━━━ Entries

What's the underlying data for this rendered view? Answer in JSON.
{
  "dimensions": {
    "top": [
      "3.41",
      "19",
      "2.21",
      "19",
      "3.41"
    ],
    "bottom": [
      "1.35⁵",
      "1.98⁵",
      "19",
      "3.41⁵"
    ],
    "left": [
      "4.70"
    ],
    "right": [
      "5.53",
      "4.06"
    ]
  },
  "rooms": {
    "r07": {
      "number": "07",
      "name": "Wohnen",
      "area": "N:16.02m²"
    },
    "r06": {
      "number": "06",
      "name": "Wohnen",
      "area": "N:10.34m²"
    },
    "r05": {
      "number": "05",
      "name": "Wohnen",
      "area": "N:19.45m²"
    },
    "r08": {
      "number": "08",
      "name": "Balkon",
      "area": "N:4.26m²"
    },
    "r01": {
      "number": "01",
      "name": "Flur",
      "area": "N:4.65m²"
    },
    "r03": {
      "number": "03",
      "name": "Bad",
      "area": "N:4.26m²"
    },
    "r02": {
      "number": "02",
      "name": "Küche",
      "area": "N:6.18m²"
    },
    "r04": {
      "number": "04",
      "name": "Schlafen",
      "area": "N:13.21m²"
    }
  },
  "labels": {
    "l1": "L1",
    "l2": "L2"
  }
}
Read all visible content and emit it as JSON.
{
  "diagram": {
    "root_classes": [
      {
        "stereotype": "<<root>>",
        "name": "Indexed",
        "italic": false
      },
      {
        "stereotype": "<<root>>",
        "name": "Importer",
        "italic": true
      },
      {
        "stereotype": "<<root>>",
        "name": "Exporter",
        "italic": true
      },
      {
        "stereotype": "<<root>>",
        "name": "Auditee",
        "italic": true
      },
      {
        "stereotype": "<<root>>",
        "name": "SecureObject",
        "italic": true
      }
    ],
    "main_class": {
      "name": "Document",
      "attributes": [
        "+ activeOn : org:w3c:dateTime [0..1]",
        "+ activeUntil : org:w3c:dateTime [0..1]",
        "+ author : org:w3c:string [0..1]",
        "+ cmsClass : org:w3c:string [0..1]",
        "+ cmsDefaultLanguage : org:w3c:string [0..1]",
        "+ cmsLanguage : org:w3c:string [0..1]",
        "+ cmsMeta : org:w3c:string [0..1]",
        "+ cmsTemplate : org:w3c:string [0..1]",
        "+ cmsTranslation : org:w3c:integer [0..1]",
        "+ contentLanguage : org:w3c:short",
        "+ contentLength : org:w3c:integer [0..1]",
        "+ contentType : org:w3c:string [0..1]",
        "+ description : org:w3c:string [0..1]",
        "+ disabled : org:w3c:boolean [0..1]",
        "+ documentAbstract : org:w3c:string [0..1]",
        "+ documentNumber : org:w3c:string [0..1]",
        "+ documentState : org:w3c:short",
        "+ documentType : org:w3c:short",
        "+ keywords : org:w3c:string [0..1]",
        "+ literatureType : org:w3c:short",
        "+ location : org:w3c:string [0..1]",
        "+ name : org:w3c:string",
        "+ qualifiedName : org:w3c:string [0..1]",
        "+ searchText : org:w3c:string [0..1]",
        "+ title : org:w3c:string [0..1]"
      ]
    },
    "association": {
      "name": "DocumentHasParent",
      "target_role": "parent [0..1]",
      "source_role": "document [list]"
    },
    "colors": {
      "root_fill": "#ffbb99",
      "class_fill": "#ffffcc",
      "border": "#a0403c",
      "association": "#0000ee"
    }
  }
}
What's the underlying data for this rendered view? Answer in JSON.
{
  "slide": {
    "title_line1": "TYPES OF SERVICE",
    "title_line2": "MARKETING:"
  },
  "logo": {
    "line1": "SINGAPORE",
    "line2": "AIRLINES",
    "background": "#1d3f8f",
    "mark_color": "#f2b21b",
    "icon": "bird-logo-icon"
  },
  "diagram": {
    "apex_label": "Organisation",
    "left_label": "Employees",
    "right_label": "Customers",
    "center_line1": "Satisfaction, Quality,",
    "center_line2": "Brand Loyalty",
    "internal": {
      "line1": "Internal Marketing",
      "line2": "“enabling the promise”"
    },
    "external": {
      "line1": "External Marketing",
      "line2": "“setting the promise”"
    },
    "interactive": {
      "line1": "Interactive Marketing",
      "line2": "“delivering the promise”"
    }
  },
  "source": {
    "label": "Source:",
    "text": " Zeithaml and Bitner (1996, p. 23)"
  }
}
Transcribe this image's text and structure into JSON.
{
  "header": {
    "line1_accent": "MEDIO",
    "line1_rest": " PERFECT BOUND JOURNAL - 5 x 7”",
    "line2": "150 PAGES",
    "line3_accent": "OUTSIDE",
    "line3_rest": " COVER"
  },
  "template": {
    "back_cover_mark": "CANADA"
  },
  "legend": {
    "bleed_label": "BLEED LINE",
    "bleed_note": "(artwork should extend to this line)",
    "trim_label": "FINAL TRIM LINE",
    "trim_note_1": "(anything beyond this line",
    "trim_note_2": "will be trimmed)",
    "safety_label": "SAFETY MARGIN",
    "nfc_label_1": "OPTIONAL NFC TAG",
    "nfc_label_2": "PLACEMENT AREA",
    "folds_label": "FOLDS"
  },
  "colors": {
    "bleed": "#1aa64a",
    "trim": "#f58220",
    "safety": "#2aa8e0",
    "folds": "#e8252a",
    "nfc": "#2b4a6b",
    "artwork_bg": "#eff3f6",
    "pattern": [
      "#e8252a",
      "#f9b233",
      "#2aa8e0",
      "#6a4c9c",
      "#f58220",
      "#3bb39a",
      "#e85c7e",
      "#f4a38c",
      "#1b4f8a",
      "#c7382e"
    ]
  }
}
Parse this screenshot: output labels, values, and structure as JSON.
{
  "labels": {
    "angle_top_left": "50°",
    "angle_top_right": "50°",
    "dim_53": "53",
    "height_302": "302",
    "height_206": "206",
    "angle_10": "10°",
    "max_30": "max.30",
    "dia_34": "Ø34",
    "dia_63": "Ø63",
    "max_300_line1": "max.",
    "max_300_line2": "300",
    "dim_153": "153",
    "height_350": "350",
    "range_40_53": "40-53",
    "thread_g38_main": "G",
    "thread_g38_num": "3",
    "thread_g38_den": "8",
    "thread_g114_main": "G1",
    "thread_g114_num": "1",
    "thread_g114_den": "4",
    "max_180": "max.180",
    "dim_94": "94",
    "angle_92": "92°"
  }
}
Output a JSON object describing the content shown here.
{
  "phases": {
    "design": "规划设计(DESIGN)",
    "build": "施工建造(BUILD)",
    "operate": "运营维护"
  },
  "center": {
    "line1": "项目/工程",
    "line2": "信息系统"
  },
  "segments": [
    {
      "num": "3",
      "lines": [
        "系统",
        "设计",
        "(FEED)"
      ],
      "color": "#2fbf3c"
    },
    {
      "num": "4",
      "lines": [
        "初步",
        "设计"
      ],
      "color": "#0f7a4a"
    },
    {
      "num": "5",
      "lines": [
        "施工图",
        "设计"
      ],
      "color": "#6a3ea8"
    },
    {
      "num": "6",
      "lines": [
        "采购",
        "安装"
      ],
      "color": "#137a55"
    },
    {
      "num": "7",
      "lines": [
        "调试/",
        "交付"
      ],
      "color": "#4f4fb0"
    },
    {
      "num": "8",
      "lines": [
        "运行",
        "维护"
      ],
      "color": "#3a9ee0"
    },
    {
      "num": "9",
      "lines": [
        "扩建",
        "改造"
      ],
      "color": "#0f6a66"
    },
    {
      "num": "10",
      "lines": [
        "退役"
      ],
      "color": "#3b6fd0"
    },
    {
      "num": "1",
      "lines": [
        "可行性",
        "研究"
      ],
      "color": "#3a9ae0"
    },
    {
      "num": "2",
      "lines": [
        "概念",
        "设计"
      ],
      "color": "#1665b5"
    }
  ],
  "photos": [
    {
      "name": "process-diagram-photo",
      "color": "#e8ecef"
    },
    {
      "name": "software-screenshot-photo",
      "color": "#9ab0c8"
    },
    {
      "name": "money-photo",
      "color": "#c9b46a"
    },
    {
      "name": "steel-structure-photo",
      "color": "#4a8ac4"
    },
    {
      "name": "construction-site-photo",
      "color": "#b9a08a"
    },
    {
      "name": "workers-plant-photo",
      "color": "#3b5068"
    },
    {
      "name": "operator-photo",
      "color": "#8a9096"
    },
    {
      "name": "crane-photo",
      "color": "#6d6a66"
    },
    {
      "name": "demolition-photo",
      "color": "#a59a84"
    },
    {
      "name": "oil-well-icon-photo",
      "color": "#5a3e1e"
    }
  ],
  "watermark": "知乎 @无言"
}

━━━━━━

- _Given problem_
In the records above, find each line with the word "this" and copy it.

- _Output of the task_
What's the underlying data for this rendered view? Answer in JSON.
What's the underlying data for this rendered view? Answer in JSON.
Transcribe this image's text and structure into JSON.
    "bleed_note": "(artwork should extend to this line)",
    "trim_note_1": "(anything beyond this line",
Parse this screenshot: output labels, values, and structure as JSON.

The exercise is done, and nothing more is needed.